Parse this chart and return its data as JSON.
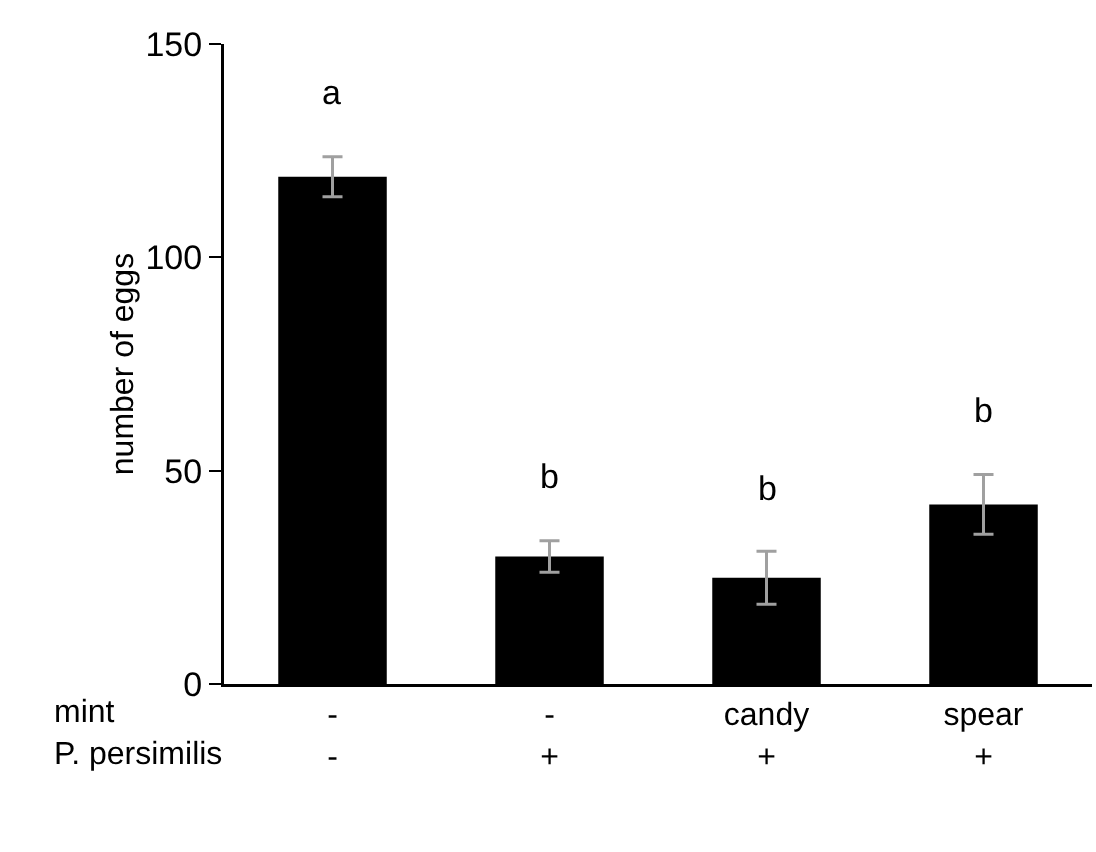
{
  "chart_data": {
    "type": "bar",
    "ylabel": "number of eggs",
    "categories": [
      "-\n-",
      "-\n+",
      "candy\n+",
      "spear\n+"
    ],
    "values": [
      118.9,
      29.9,
      24.9,
      42.1
    ],
    "errors": [
      4.7,
      3.7,
      6.2,
      7
    ],
    "color": "#000000",
    "ylim": [
      0,
      150
    ],
    "yticks": [
      0,
      50,
      100,
      150
    ],
    "annotations": [
      "mint",
      "P. persimilis",
      "a",
      "b",
      "b",
      "b"
    ]
  }
}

——

◆ **YOUR OBJECTIVE**
Pictures stay out; reproduce every line of the records exactly.

◆ **FINISHED EXERCISE**
Parse this chart and return its data as JSON.
{
  "chart_data": {
    "type": "bar",
    "ylabel": "number of eggs",
    "categories": [
      "-\n-",
      "-\n+",
      "candy\n+",
      "spear\n+"
    ],
    "values": [
      118.9,
      29.9,
      24.9,
      42.1
    ],
    "errors": [
      4.7,
      3.7,
      6.2,
      7
    ],
    "color": "#000000",
    "ylim": [
      0,
      150
    ],
    "yticks": [
      0,
      50,
      100,
      150
    ],
    "annotations": [
      "mint",
      "P. persimilis",
      "a",
      "b",
      "b",
      "b"
    ]
  }
}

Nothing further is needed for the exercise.